## [Do this]
Copy each line of the entries that contains the word "Forestry".

═══ Task data

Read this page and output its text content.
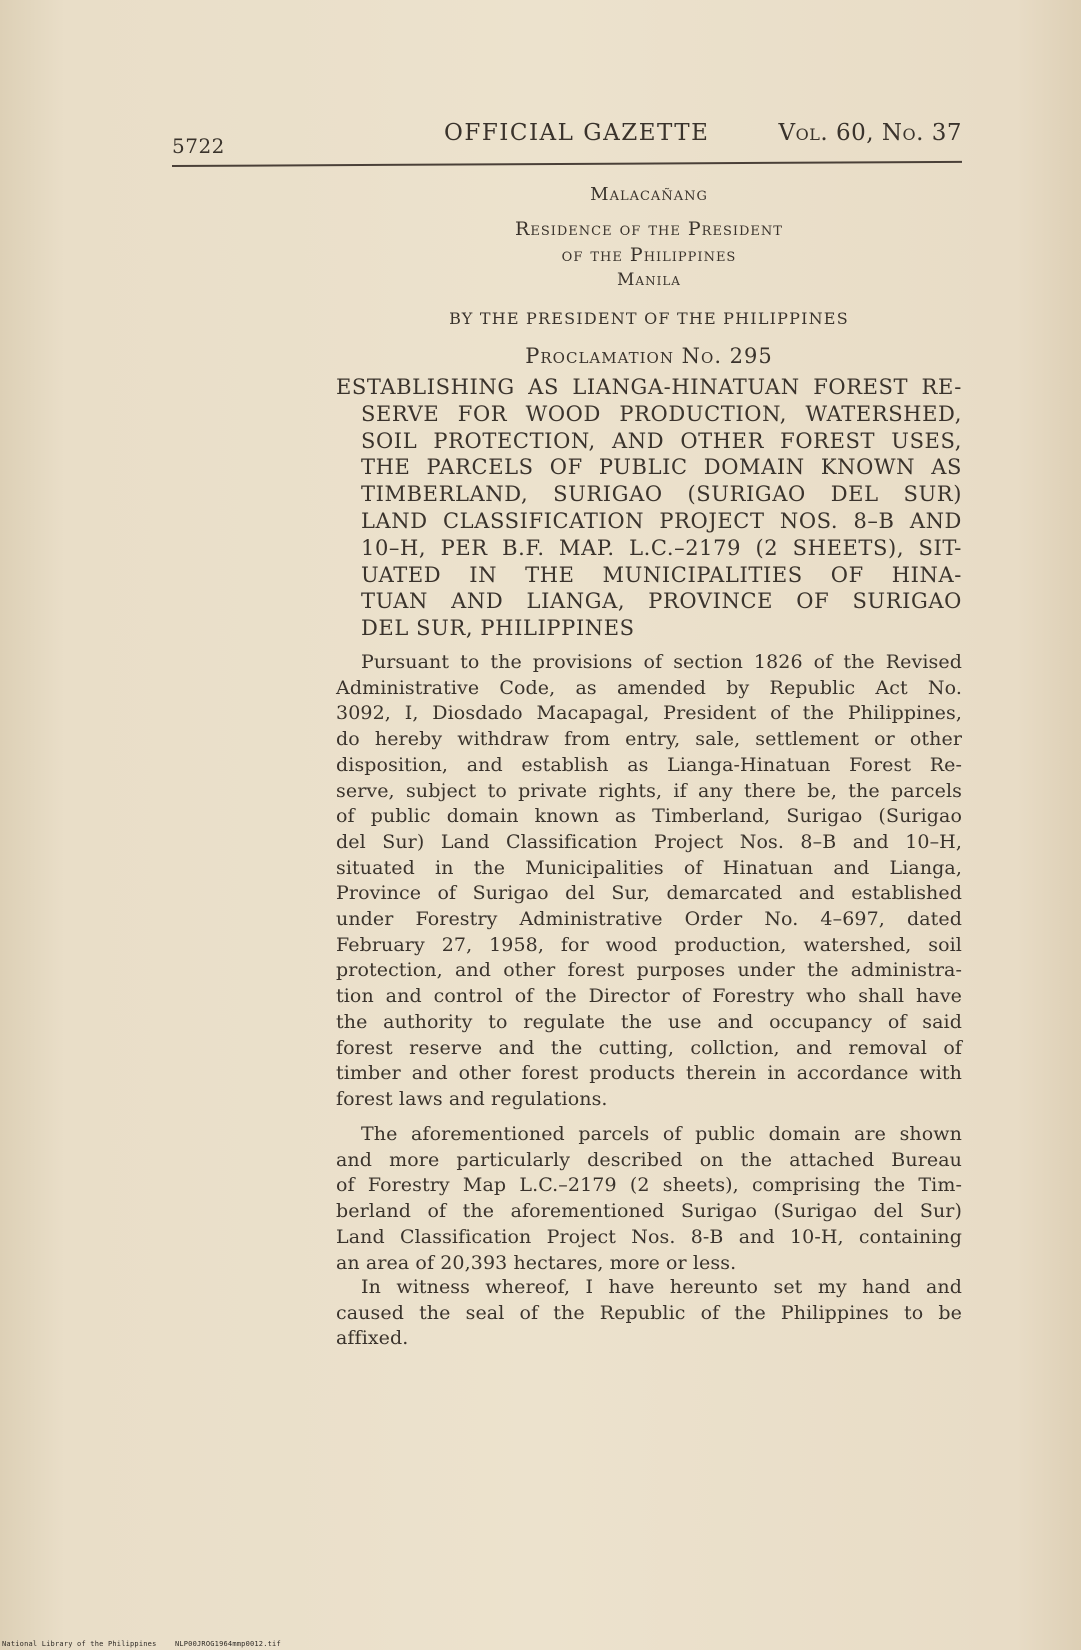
5722	OFFICIAL GAZETTE	Vol. 60, No. 37
Malacañang
Residence of the President
of the Philippines
Manila
BY THE PRESIDENT OF THE PHILIPPINES
Proclamation No. 295
ESTABLISHING AS LIANGA-HINATUAN FOREST RE-
SERVE FOR WOOD PRODUCTION, WATERSHED,
SOIL PROTECTION, AND OTHER FOREST USES,
THE PARCELS OF PUBLIC DOMAIN KNOWN AS
TIMBERLAND, SURIGAO (SURIGAO DEL SUR)
LAND CLASSIFICATION PROJECT NOS. 8–B AND
10–H, PER B.F. MAP. L.C.–2179 (2 SHEETS), SIT-
UATED IN THE MUNICIPALITIES OF HINA-
TUAN AND LIANGA, PROVINCE OF SURIGAO
DEL SUR, PHILIPPINES
Pursuant to the provisions of section 1826 of the Revised
Administrative Code, as amended by Republic Act No.
3092, I, Diosdado Macapagal, President of the Philippines,
do hereby withdraw from entry, sale, settlement or other
disposition, and establish as Lianga-Hinatuan Forest Re-
serve, subject to private rights, if any there be, the parcels
of public domain known as Timberland, Surigao (Surigao
del Sur) Land Classification Project Nos. 8–B and 10–H,
situated in the Municipalities of Hinatuan and Lianga,
Province of Surigao del Sur, demarcated and established
under Forestry Administrative Order No. 4–697, dated
February 27, 1958, for wood production, watershed, soil
protection, and other forest purposes under the administra-
tion and control of the Director of Forestry who shall have
the authority to regulate the use and occupancy of said
forest reserve and the cutting, collction, and removal of
timber and other forest products therein in accordance with
forest laws and regulations.
The aforementioned parcels of public domain are shown
and more particularly described on the attached Bureau
of Forestry Map L.C.–2179 (2 sheets), comprising the Tim-
berland of the aforementioned Surigao (Surigao del Sur)
Land Classification Project Nos. 8-B and 10-H, containing
an area of 20,393 hectares, more or less.
In witness whereof, I have hereunto set my hand and
caused the seal of the Republic of the Philippines to be
affixed.
National Library of the Philippines	NLP00JROG1964mmp0012.tif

══════

## [Written answer]
under Forestry Administrative Order No. 4–697, dated
tion and control of the Director of Forestry who shall have
of Forestry Map L.C.–2179 (2 sheets), comprising the Tim-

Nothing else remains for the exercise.